■ Problem to work on: Wherever a line holds the string "contact", copy that line.

■ Excerpted data:
● ● ●

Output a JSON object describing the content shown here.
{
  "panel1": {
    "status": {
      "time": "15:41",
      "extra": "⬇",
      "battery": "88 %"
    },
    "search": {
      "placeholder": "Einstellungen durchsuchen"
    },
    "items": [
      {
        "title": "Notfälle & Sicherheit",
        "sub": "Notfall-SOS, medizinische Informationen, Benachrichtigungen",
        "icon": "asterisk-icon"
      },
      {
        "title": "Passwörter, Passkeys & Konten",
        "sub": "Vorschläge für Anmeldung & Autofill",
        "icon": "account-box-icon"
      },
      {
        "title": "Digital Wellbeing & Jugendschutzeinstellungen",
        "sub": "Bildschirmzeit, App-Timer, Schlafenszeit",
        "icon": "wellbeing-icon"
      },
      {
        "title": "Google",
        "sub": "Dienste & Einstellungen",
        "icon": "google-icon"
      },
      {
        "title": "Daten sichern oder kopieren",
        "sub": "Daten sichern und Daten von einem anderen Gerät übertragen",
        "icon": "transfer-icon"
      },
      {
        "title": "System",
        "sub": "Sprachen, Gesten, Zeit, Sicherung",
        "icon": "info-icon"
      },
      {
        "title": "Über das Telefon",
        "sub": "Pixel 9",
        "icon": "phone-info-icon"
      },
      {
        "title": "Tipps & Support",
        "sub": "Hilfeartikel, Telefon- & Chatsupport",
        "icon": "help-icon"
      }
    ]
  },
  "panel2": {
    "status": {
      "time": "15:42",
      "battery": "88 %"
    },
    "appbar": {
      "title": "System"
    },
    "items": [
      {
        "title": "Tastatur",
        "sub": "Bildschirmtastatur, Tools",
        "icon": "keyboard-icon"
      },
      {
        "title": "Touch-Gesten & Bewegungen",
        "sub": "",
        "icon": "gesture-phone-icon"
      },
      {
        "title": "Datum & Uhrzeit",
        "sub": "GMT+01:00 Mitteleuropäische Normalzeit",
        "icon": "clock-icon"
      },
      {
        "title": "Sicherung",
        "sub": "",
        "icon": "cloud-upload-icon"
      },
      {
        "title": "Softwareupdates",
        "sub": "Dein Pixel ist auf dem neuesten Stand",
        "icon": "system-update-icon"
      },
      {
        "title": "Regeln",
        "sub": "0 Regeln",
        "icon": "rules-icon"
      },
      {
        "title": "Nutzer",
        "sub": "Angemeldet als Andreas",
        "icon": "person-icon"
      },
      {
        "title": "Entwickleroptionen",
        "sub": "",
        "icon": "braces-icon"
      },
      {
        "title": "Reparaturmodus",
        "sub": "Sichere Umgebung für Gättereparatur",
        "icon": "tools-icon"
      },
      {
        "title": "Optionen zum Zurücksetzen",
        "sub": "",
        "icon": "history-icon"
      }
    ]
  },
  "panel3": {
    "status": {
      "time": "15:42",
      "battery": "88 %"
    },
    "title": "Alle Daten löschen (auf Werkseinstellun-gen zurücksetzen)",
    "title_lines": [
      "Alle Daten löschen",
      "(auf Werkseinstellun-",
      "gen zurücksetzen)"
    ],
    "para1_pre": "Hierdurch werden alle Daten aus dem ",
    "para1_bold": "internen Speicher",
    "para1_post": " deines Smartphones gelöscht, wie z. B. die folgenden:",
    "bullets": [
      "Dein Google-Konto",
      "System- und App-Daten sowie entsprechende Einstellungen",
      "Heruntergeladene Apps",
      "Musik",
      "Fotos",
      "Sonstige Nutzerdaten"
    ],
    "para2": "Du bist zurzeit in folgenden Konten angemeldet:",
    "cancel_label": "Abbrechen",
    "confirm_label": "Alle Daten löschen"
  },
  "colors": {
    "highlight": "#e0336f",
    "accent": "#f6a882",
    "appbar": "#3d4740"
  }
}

● ● ●

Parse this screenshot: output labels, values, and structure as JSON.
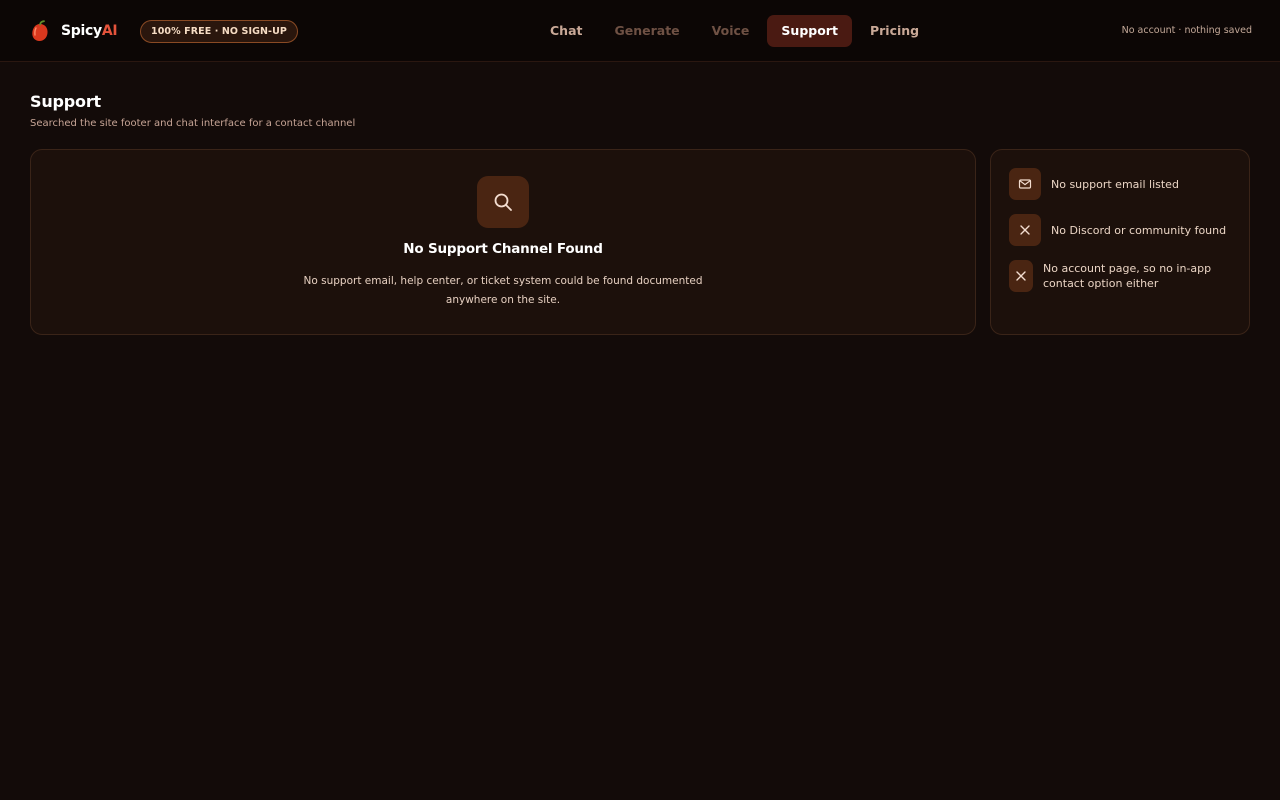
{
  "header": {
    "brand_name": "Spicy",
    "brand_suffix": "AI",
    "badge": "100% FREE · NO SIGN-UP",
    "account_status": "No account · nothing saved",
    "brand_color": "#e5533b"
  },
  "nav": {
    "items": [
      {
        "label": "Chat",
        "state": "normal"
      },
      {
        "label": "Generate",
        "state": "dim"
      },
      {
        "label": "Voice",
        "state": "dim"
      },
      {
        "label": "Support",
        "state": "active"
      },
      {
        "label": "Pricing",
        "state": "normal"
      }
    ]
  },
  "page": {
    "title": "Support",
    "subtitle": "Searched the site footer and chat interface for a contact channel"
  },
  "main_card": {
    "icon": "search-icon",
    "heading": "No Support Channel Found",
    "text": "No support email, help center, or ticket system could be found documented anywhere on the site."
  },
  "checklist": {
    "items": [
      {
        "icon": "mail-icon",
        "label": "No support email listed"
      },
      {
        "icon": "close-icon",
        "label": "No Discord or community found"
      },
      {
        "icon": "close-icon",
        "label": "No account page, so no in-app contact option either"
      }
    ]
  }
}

● ● ●

■ Complete output:
    "subtitle": "Searched the site footer and chat interface for a contact channel"
        "label": "No account page, so no in-app contact option either"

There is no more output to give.